* _Stated goal_
Copy, in full, each line of the material that holds the word "this".

Data excerpts:
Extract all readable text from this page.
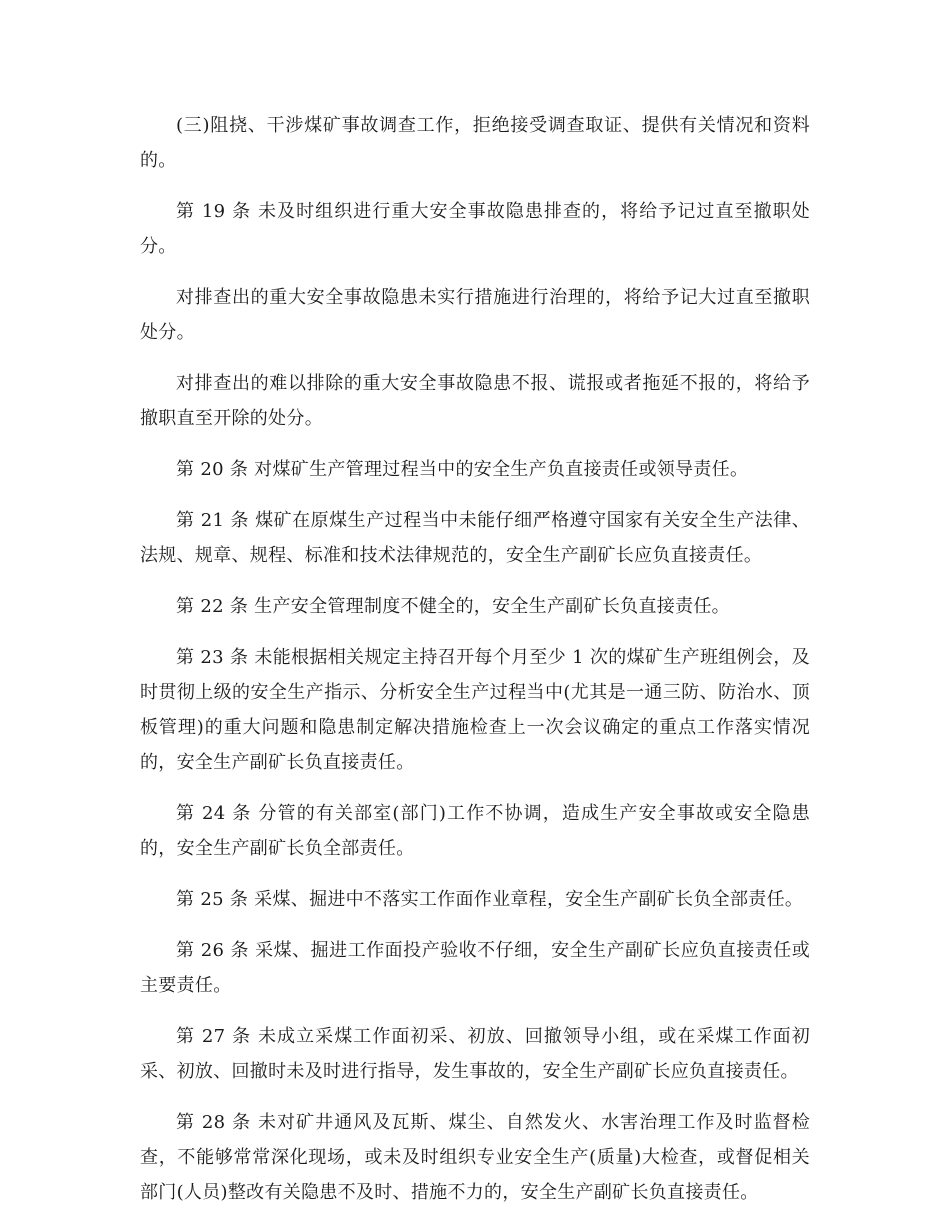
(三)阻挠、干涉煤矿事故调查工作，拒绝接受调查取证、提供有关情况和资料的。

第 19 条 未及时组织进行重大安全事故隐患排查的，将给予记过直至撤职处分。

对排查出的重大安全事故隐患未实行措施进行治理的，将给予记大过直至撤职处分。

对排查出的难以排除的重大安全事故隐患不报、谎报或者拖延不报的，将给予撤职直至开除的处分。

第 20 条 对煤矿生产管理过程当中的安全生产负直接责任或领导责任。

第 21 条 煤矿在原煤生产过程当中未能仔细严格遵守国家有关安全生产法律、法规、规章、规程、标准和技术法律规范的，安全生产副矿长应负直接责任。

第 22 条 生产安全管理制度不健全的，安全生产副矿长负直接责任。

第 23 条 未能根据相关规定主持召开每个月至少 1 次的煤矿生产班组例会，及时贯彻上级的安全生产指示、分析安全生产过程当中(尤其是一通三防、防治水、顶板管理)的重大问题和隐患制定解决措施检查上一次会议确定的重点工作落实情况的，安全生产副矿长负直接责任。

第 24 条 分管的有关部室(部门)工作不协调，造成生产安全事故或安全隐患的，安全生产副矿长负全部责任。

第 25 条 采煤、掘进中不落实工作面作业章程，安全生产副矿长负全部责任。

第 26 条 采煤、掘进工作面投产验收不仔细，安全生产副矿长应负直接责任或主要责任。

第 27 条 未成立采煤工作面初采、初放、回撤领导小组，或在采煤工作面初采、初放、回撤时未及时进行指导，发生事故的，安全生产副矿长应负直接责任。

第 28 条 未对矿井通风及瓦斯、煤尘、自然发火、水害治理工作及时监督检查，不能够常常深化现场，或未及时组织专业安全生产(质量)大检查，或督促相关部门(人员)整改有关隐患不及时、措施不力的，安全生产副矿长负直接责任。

* * *

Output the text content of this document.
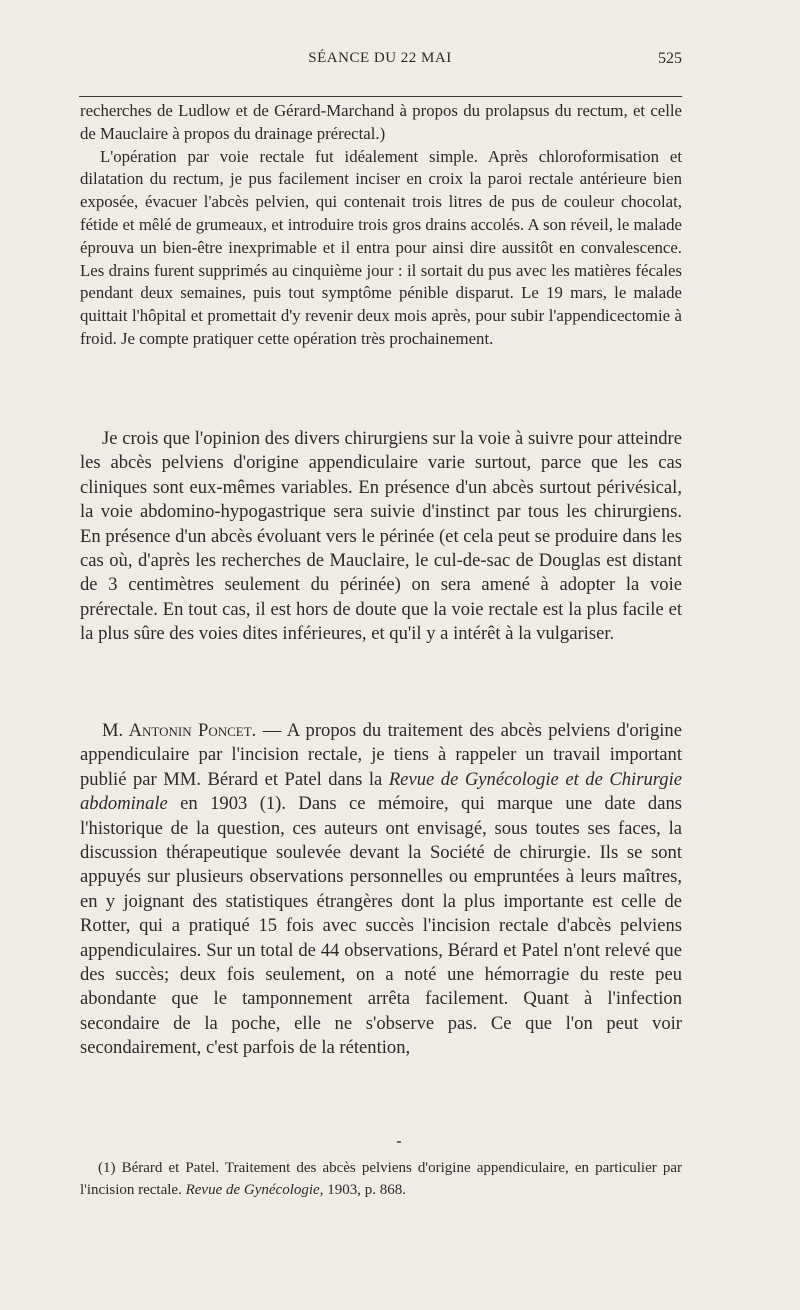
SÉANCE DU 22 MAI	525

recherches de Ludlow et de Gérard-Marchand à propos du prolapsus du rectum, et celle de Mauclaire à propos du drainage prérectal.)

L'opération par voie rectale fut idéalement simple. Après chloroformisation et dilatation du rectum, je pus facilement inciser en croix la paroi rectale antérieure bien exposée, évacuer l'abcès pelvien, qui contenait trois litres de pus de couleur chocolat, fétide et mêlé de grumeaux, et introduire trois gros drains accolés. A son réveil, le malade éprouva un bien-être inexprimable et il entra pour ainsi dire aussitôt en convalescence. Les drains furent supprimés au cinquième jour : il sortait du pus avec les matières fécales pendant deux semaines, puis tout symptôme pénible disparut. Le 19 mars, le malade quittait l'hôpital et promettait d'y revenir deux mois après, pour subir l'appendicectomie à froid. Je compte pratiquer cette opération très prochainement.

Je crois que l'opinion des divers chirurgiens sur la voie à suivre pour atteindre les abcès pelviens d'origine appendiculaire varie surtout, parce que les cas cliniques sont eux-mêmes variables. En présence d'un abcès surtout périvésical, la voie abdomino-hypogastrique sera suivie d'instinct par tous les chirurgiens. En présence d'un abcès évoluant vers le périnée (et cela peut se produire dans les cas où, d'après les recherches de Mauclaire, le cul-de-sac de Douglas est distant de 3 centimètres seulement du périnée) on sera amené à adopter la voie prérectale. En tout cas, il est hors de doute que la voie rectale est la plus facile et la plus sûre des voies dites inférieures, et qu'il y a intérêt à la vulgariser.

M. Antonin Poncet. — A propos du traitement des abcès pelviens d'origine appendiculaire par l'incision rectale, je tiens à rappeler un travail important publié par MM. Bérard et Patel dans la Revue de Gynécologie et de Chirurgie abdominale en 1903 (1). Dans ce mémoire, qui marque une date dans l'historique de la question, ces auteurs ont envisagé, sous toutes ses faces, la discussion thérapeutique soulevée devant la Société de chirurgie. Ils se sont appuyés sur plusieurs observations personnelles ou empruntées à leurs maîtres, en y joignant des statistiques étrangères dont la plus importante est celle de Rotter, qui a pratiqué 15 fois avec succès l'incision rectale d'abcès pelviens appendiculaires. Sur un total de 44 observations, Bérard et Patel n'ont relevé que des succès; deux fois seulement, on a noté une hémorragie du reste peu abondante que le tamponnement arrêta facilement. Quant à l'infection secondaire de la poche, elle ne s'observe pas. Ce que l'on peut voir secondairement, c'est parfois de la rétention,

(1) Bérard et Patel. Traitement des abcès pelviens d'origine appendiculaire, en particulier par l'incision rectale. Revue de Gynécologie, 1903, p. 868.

* _Solution_
Extract all readable text from this page.
Output the text content of this document.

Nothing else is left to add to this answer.